→ Exercise task: Word for word, print each line of the listing below; pictures stay out.

## begin Source records

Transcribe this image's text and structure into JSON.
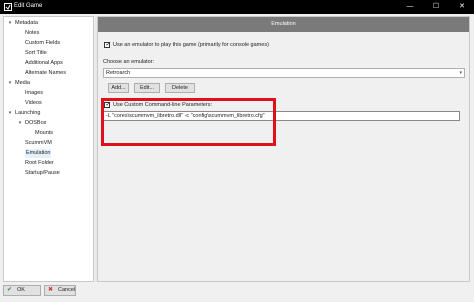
{
  "window": {
    "title": "Edit Game",
    "minimize_glyph": "—",
    "maximize_glyph": "☐",
    "close_glyph": "✕"
  },
  "tree": {
    "items": [
      {
        "label": "Metadata",
        "toggle": "▾"
      },
      {
        "label": "Notes",
        "toggle": ""
      },
      {
        "label": "Custom Fields",
        "toggle": ""
      },
      {
        "label": "Sort Title",
        "toggle": ""
      },
      {
        "label": "Additional Apps",
        "toggle": ""
      },
      {
        "label": "Alternate Names",
        "toggle": ""
      },
      {
        "label": "Media",
        "toggle": "▾"
      },
      {
        "label": "Images",
        "toggle": ""
      },
      {
        "label": "Videos",
        "toggle": ""
      },
      {
        "label": "Launching",
        "toggle": "▾"
      },
      {
        "label": "DOSBox",
        "toggle": "▾"
      },
      {
        "label": "Mounts",
        "toggle": ""
      },
      {
        "label": "ScummVM",
        "toggle": ""
      },
      {
        "label": "Emulation",
        "toggle": ""
      },
      {
        "label": "Root Folder",
        "toggle": ""
      },
      {
        "label": "Startup/Pause",
        "toggle": ""
      }
    ]
  },
  "panel": {
    "header": "Emulation",
    "use_emulator": {
      "checked": true,
      "mark": "✓",
      "label": "Use an emulator to play this game (primarily for console games)"
    },
    "choose_label": "Choose an emulator:",
    "emulator_value": "Retroarch",
    "select_chevron": "▾",
    "add_label": "Add...",
    "edit_label": "Edit...",
    "delete_label": "Delete",
    "custom_cmd": {
      "checked": true,
      "mark": "✓",
      "label": "Use Custom Command-line Parameters:"
    },
    "cmd_value": "-L \"cores\\scummvm_libretro.dll\" -c \"config\\scummvm_libretro.cfg\""
  },
  "footer": {
    "ok_label": "OK",
    "ok_icon": "✔",
    "cancel_label": "Cancel",
    "cancel_icon": "✖"
  },
  "colors": {
    "highlight": "#e0101a",
    "header_bg": "#7a7a7a",
    "selected_bg": "#e5f1fb"
  }
}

## end Source records

→ Solution below:
Transcribe this image's text and structure into JSON.
{
  "window": {
    "title": "Edit Game",
    "minimize_glyph": "—",
    "maximize_glyph": "☐",
    "close_glyph": "✕"
  },
  "tree": {
    "items": [
      {
        "label": "Metadata",
        "toggle": "▾"
      },
      {
        "label": "Notes",
        "toggle": ""
      },
      {
        "label": "Custom Fields",
        "toggle": ""
      },
      {
        "label": "Sort Title",
        "toggle": ""
      },
      {
        "label": "Additional Apps",
        "toggle": ""
      },
      {
        "label": "Alternate Names",
        "toggle": ""
      },
      {
        "label": "Media",
        "toggle": "▾"
      },
      {
        "label": "Images",
        "toggle": ""
      },
      {
        "label": "Videos",
        "toggle": ""
      },
      {
        "label": "Launching",
        "toggle": "▾"
      },
      {
        "label": "DOSBox",
        "toggle": "▾"
      },
      {
        "label": "Mounts",
        "toggle": ""
      },
      {
        "label": "ScummVM",
        "toggle": ""
      },
      {
        "label": "Emulation",
        "toggle": ""
      },
      {
        "label": "Root Folder",
        "toggle": ""
      },
      {
        "label": "Startup/Pause",
        "toggle": ""
      }
    ]
  },
  "panel": {
    "header": "Emulation",
    "use_emulator": {
      "checked": true,
      "mark": "✓",
      "label": "Use an emulator to play this game (primarily for console games)"
    },
    "choose_label": "Choose an emulator:",
    "emulator_value": "Retroarch",
    "select_chevron": "▾",
    "add_label": "Add...",
    "edit_label": "Edit...",
    "delete_label": "Delete",
    "custom_cmd": {
      "checked": true,
      "mark": "✓",
      "label": "Use Custom Command-line Parameters:"
    },
    "cmd_value": "-L \"cores\\scummvm_libretro.dll\" -c \"config\\scummvm_libretro.cfg\""
  },
  "footer": {
    "ok_label": "OK",
    "ok_icon": "✔",
    "cancel_label": "Cancel",
    "cancel_icon": "✖"
  },
  "colors": {
    "highlight": "#e0101a",
    "header_bg": "#7a7a7a",
    "selected_bg": "#e5f1fb"
  }
}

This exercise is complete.